Data records —
########

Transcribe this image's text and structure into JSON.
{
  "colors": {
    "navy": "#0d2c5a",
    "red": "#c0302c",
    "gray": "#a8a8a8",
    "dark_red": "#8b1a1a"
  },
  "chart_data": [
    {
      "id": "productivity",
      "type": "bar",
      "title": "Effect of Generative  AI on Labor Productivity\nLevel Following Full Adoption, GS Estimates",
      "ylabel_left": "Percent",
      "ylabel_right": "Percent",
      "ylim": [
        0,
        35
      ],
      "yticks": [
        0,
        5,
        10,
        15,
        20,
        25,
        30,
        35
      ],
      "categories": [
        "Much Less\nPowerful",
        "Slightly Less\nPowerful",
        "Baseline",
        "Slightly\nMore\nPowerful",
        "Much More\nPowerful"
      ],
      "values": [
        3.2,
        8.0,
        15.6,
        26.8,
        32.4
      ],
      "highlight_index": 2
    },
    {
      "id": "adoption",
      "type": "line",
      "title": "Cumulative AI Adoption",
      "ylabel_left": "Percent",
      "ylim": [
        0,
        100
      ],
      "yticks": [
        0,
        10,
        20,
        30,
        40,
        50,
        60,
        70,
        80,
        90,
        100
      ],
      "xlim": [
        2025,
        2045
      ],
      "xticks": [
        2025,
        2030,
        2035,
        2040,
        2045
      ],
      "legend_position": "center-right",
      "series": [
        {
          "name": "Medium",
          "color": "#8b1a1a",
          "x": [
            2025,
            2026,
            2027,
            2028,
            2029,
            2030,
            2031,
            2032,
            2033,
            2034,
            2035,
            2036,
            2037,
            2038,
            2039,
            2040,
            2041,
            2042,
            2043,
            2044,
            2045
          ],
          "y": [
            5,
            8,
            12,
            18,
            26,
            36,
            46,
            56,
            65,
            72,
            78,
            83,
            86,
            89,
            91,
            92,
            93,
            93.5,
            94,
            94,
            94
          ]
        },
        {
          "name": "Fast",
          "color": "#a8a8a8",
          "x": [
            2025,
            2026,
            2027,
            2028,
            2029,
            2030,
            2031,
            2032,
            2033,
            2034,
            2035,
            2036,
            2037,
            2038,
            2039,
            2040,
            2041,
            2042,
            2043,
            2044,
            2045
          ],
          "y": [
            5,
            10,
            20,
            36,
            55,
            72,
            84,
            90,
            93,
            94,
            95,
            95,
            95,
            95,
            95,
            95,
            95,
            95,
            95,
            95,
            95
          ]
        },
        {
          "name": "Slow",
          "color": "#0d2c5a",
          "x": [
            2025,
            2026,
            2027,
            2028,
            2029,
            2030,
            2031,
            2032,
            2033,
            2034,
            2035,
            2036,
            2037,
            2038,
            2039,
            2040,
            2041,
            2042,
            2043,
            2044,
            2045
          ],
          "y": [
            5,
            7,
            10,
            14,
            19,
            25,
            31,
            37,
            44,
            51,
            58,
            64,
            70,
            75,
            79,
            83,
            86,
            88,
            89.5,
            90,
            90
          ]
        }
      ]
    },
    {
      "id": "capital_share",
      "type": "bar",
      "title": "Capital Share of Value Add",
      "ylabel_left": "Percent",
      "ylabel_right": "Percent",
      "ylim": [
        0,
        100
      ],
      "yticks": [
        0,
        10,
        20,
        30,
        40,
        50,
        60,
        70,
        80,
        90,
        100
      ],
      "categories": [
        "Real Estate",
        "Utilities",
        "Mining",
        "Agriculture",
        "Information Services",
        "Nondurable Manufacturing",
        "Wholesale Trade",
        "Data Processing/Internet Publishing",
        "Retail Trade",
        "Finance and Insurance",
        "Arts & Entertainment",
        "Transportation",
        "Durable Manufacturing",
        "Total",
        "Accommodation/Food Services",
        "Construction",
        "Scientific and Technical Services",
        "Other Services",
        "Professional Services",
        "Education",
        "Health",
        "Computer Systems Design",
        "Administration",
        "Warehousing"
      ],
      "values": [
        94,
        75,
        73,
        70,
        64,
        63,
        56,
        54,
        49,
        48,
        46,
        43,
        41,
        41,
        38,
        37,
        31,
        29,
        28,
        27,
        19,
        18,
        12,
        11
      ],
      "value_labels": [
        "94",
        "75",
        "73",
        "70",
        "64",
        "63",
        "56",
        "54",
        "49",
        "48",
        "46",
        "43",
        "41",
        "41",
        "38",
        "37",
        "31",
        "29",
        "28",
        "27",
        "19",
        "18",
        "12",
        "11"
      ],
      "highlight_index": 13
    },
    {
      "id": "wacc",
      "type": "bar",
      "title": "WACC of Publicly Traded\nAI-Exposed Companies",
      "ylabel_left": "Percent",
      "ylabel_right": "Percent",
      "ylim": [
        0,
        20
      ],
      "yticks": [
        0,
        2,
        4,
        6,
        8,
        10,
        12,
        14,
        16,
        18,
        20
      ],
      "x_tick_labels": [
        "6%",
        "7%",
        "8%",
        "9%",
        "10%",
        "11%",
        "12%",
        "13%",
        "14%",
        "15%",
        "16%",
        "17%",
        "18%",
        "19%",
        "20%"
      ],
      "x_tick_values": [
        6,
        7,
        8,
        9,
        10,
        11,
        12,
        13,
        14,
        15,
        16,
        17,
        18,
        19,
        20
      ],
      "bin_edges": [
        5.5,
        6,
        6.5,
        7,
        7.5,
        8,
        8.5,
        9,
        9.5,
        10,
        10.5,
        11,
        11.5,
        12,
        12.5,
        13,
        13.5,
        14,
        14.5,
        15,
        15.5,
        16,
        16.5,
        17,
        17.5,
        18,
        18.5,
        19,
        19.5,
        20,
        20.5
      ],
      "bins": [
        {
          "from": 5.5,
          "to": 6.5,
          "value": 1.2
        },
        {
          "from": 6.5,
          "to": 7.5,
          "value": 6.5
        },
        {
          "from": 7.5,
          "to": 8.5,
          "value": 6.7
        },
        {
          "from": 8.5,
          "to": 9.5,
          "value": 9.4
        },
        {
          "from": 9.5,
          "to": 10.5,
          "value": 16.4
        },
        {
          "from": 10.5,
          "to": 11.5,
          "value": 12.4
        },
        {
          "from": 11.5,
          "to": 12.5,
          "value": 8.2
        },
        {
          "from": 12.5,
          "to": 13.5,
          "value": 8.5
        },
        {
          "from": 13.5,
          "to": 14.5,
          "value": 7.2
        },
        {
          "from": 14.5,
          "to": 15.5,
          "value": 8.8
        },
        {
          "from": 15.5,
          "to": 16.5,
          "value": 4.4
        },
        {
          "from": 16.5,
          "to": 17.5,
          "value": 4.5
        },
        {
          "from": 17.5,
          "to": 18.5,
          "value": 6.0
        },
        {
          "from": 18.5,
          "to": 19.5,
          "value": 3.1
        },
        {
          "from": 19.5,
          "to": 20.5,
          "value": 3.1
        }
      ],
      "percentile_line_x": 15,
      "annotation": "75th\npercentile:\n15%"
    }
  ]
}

########

Request —
Wherever the word "Slightly" occurs in a line of the listing, copy that line.

Task solution —
        "Slightly Less\nPowerful",
        "Slightly\nMore\nPowerful",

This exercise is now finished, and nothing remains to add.